* [DIRECTIONS FOR THIS TASK]: Each line below should be quoted exactly, please.

* [THE RECORDS]:
___

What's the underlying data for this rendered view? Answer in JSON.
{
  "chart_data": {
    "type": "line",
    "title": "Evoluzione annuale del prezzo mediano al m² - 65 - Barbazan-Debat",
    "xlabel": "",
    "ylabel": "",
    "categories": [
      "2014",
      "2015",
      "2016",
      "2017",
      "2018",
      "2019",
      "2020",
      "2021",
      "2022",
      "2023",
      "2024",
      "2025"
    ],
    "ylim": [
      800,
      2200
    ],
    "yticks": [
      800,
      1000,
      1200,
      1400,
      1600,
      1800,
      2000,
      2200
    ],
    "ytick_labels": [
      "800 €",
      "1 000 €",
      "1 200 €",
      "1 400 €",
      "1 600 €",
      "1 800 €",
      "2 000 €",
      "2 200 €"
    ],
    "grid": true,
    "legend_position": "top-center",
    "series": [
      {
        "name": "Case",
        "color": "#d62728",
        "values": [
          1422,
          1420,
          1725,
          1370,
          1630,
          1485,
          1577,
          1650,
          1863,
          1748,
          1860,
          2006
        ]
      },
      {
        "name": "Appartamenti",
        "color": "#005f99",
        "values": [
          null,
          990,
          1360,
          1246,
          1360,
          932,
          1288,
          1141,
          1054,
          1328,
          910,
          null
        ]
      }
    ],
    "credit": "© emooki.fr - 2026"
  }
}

___

* [RESPONSE FOR THIS EXERCISE]:
What's the underlying data for this rendered view? Answer in JSON.
{
  "chart_data": {
    "type": "line",
    "title": "Evoluzione annuale del prezzo mediano al m² - 65 - Barbazan-Debat",
    "xlabel": "",
    "ylabel": "",
    "categories": [
      "2014",
      "2015",
      "2016",
      "2017",
      "2018",
      "2019",
      "2020",
      "2021",
      "2022",
      "2023",
      "2024",
      "2025"
    ],
    "ylim": [
      800,
      2200
    ],
    "yticks": [
      800,
      1000,
      1200,
      1400,
      1600,
      1800,
      2000,
      2200
    ],
    "ytick_labels": [
      "800 €",
      "1 000 €",
      "1 200 €",
      "1 400 €",
      "1 600 €",
      "1 800 €",
      "2 000 €",
      "2 200 €"
    ],
    "grid": true,
    "legend_position": "top-center",
    "series": [
      {
        "name": "Case",
        "color": "#d62728",
        "values": [
          1422,
          1420,
          1725,
          1370,
          1630,
          1485,
          1577,
          1650,
          1863,
          1748,
          1860,
          2006
        ]
      },
      {
        "name": "Appartamenti",
        "color": "#005f99",
        "values": [
          null,
          990,
          1360,
          1246,
          1360,
          932,
          1288,
          1141,
          1054,
          1328,
          910,
          null
        ]
      }
    ],
    "credit": "© emooki.fr - 2026"
  }
}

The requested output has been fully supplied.